STATED EXERCISE
For each line in the data below that holds "frac", return a copy.

──────────

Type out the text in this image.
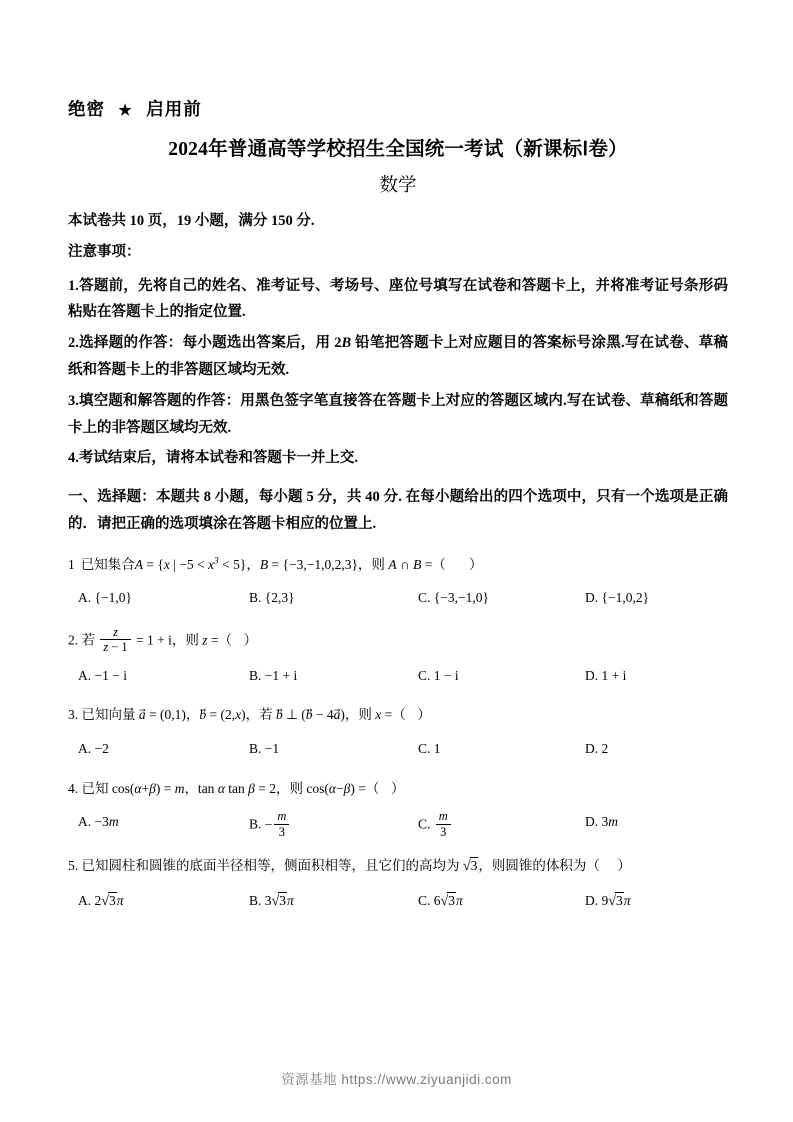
绝密 ★ 启用前
2024年普通高等学校招生全国统一考试（新课标Ⅰ卷）
数学
本试卷共 10 页，19 小题，满分 150 分.
注意事项：
1.答题前，先将自己的姓名、准考证号、考场号、座位号填写在试卷和答题卡上，并将准考证号条形码粘贴在答题卡上的指定位置.
2.选择题的作答：每小题选出答案后，用 2B 铅笔把答题卡上对应题目的答案标号涂黑.写在试卷、草稿纸和答题卡上的非答题区域均无效.
3.填空题和解答题的作答：用黑色签字笔直接答在答题卡上对应的答题区域内.写在试卷、草稿纸和答题卡上的非答题区域均无效.
4.考试结束后，请将本试卷和答题卡一并上交.
一、选择题：本题共 8 小题，每小题 5 分，共 40 分. 在每小题给出的四个选项中，只有一个选项是正确的．请把正确的选项填涂在答题卡相应的位置上.
1 已知集合A = {x | $-5 < x^3 < 5$}，B = {−3,−1,0,2,3}，则 A ∩ B =（ ）
A. {−1,0}	B. {2,3}	C. {−3,−1,0}	D. {−1,0,2}
2. 若 $\frac{z}{z - 1} = 1 + i$，则 z =（ ）
A. −1 − i	B. −1 + i	C. 1 − i	D. 1 + i
3. 已知向量 a⃗ = (0,1)，b⃗ = (2,x)，若 b⃗ ⊥ (b⃗ − 4a⃗)，则 x =（ ）
A. −2	B. −1	C. 1	D. 2
4. 已知 cos(α+β) = m，tan α tan β = 2，则 cos(α−β) =（ ）
A. −3m	B. − $\frac{m}{3}$	C. $\frac{m}{3}$	D. 3m
5. 已知圆柱和圆锥的底面半径相等，侧面积相等，且它们的高均为 √3，则圆锥的体积为（ ）
A. 2√3π	B. 3√3π	C. 6√3π	D. 9√3π
资源基地 https://www.ziyuanjidi.com
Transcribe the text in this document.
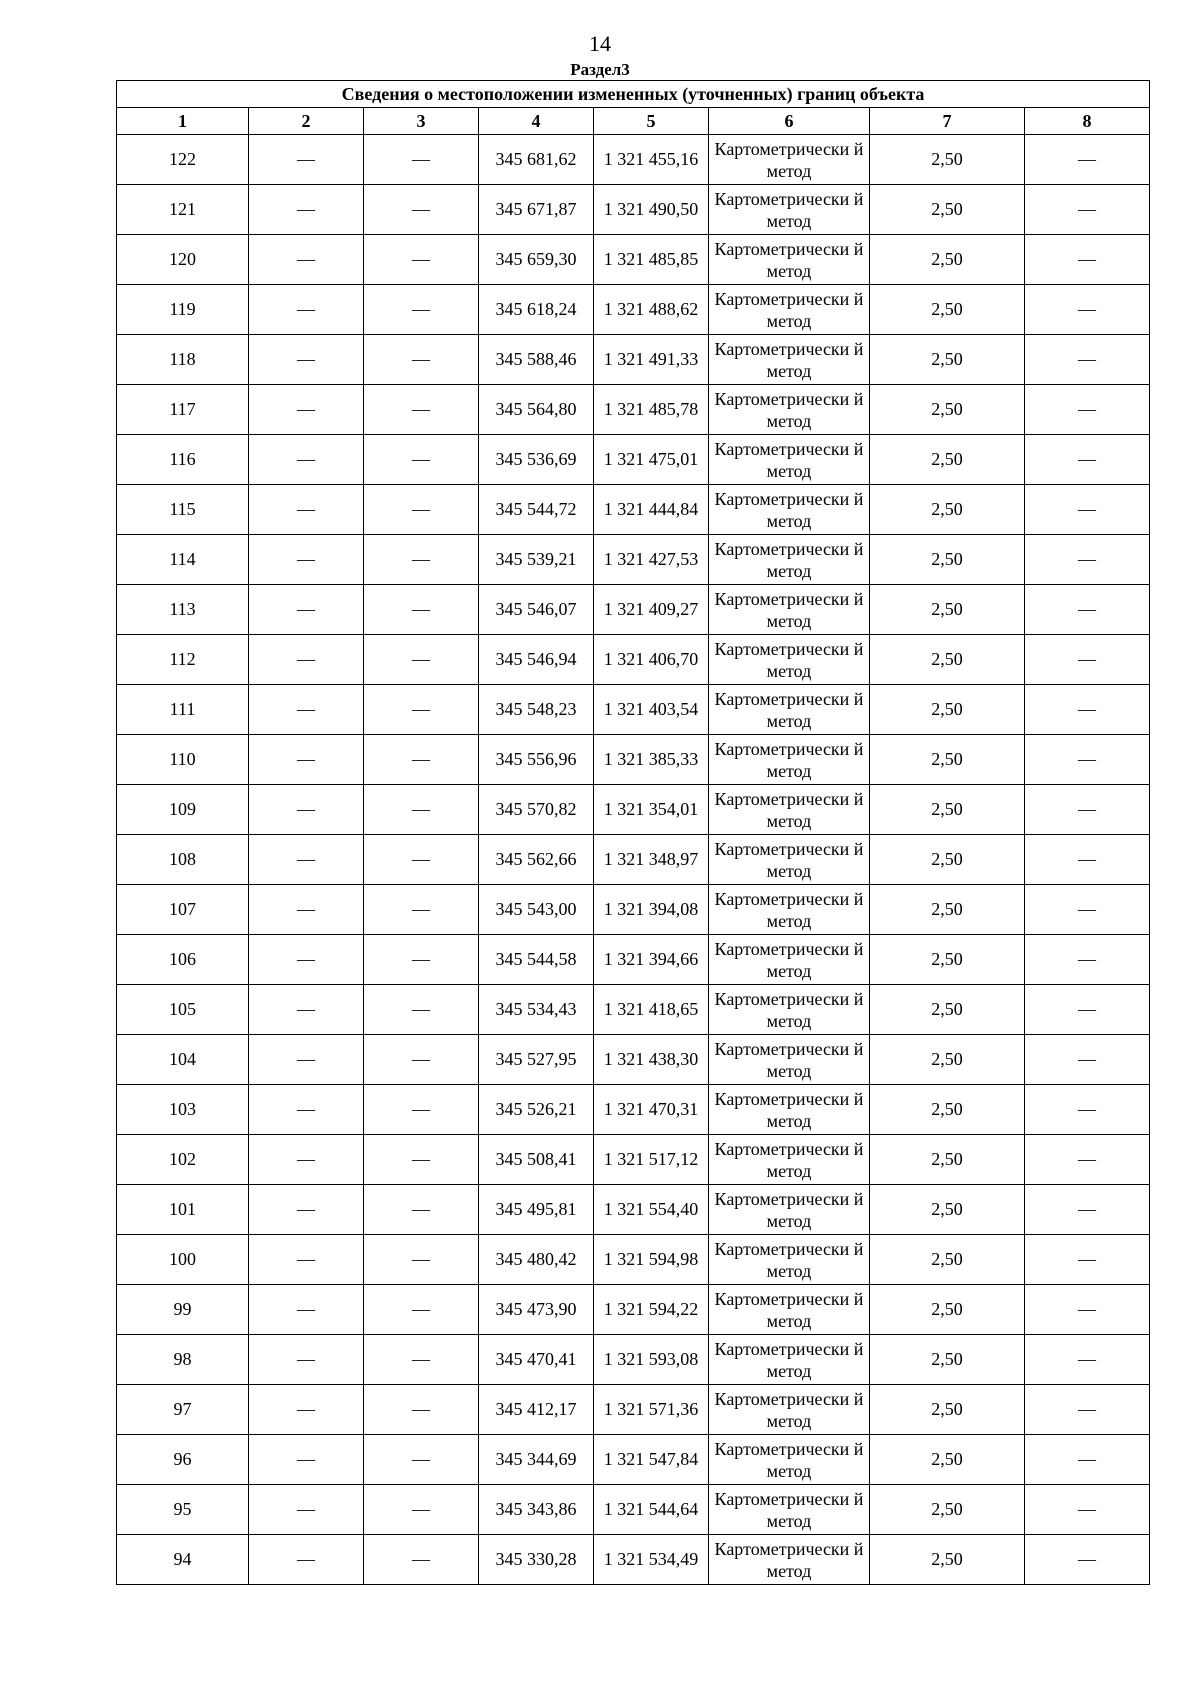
14
Раздел3
Сведения о местоположении измененных (уточненных) границ объекта							
1	2	3	4	5	6	7	8
122	—	—	345 681,62	1 321 455,16	Картометрически й метод	2,50	—
121	—	—	345 671,87	1 321 490,50	Картометрически й метод	2,50	—
120	—	—	345 659,30	1 321 485,85	Картометрически й метод	2,50	—
119	—	—	345 618,24	1 321 488,62	Картометрически й метод	2,50	—
118	—	—	345 588,46	1 321 491,33	Картометрически й метод	2,50	—
117	—	—	345 564,80	1 321 485,78	Картометрически й метод	2,50	—
116	—	—	345 536,69	1 321 475,01	Картометрически й метод	2,50	—
115	—	—	345 544,72	1 321 444,84	Картометрически й метод	2,50	—
114	—	—	345 539,21	1 321 427,53	Картометрически й метод	2,50	—
113	—	—	345 546,07	1 321 409,27	Картометрически й метод	2,50	—
112	—	—	345 546,94	1 321 406,70	Картометрически й метод	2,50	—
111	—	—	345 548,23	1 321 403,54	Картометрически й метод	2,50	—
110	—	—	345 556,96	1 321 385,33	Картометрически й метод	2,50	—
109	—	—	345 570,82	1 321 354,01	Картометрически й метод	2,50	—
108	—	—	345 562,66	1 321 348,97	Картометрически й метод	2,50	—
107	—	—	345 543,00	1 321 394,08	Картометрически й метод	2,50	—
106	—	—	345 544,58	1 321 394,66	Картометрически й метод	2,50	—
105	—	—	345 534,43	1 321 418,65	Картометрически й метод	2,50	—
104	—	—	345 527,95	1 321 438,30	Картометрически й метод	2,50	—
103	—	—	345 526,21	1 321 470,31	Картометрически й метод	2,50	—
102	—	—	345 508,41	1 321 517,12	Картометрически й метод	2,50	—
101	—	—	345 495,81	1 321 554,40	Картометрически й метод	2,50	—
100	—	—	345 480,42	1 321 594,98	Картометрически й метод	2,50	—
99	—	—	345 473,90	1 321 594,22	Картометрически й метод	2,50	—
98	—	—	345 470,41	1 321 593,08	Картометрически й метод	2,50	—
97	—	—	345 412,17	1 321 571,36	Картометрически й метод	2,50	—
96	—	—	345 344,69	1 321 547,84	Картометрически й метод	2,50	—
95	—	—	345 343,86	1 321 544,64	Картометрически й метод	2,50	—
94	—	—	345 330,28	1 321 534,49	Картометрически й метод	2,50	—
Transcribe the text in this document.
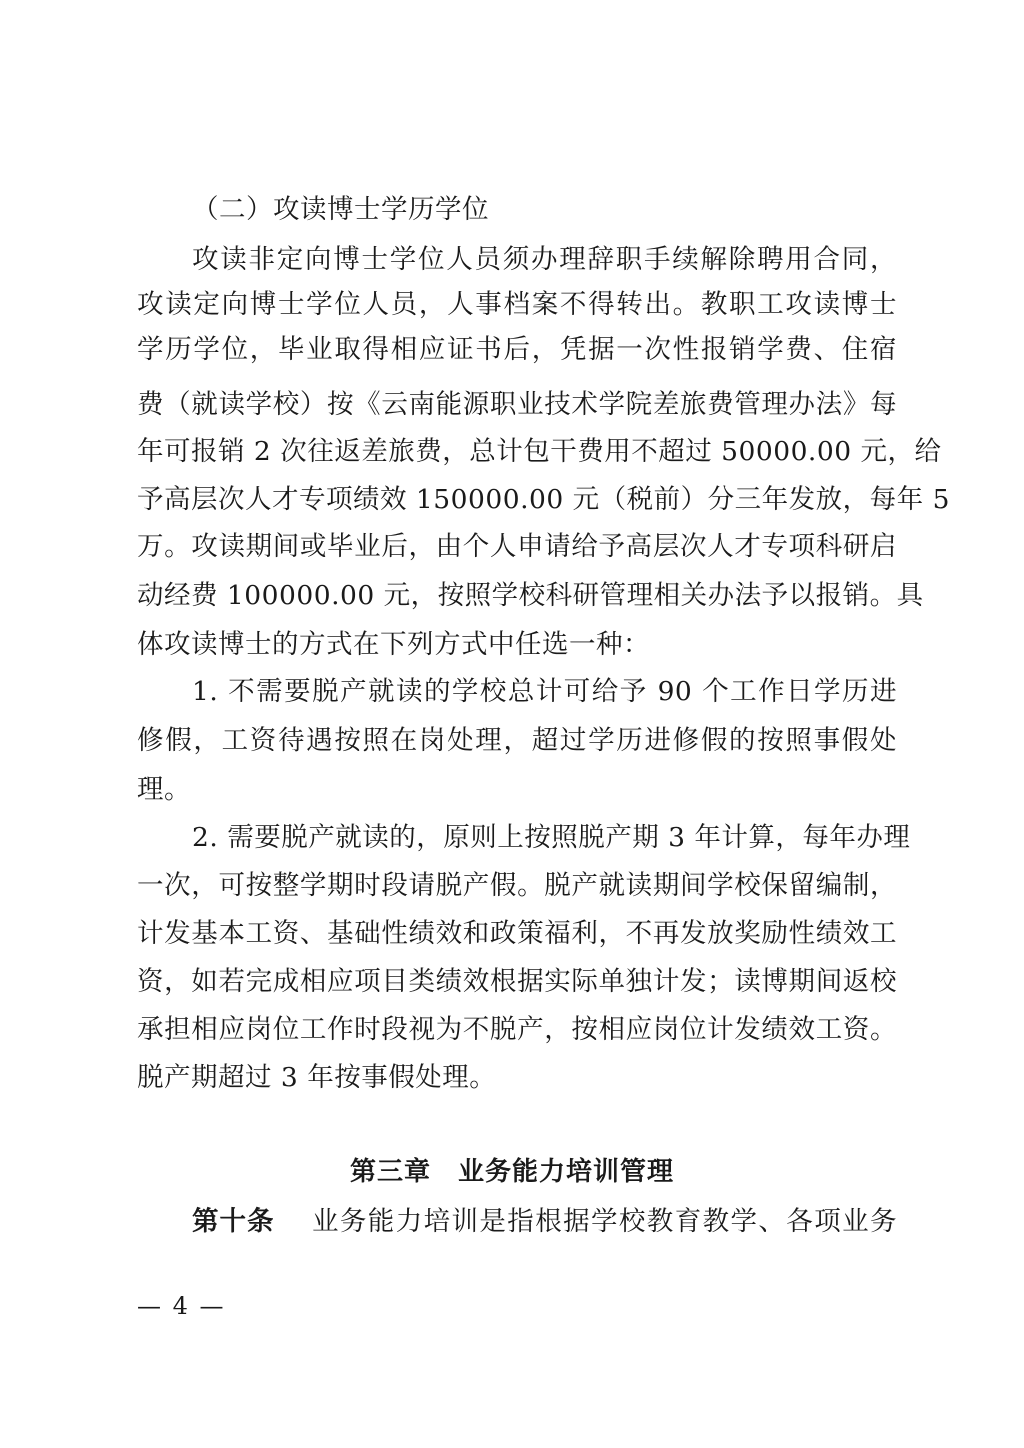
（二）攻读博士学历学位
攻读非定向博士学位人员须办理辞职手续解除聘用合同，
攻读定向博士学位人员，人事档案不得转出。教职工攻读博士
学历学位，毕业取得相应证书后，凭据一次性报销学费、住宿
费（就读学校）按《云南能源职业技术学院差旅费管理办法》每
年可报销 2 次往返差旅费，总计包干费用不超过 50000.00 元，给
予高层次人才专项绩效 150000.00 元（税前）分三年发放，每年 5
万。攻读期间或毕业后，由个人申请给予高层次人才专项科研启
动经费 100000.00 元，按照学校科研管理相关办法予以报销。具
体攻读博士的方式在下列方式中任选一种：
1. 不需要脱产就读的学校总计可给予 90 个工作日学历进
修假，工资待遇按照在岗处理，超过学历进修假的按照事假处
理。
2. 需要脱产就读的，原则上按照脱产期 3 年计算，每年办理
一次，可按整学期时段请脱产假。脱产就读期间学校保留编制，
计发基本工资、基础性绩效和政策福利，不再发放奖励性绩效工
资，如若完成相应项目类绩效根据实际单独计发；读博期间返校
承担相应岗位工作时段视为不脱产，按相应岗位计发绩效工资。
脱产期超过 3 年按事假处理。
第三章　业务能力培训管理
第十条 业务能力培训是指根据学校教育教学、各项业务
— 4 —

──────────

TASK RESPONSE
2. 若 $\frac{z}{z - 1} = 1 + i$，则 z =（ ）
A. −3m	B. − $\frac{m}{3}$	C. $\frac{m}{3}$	D. 3m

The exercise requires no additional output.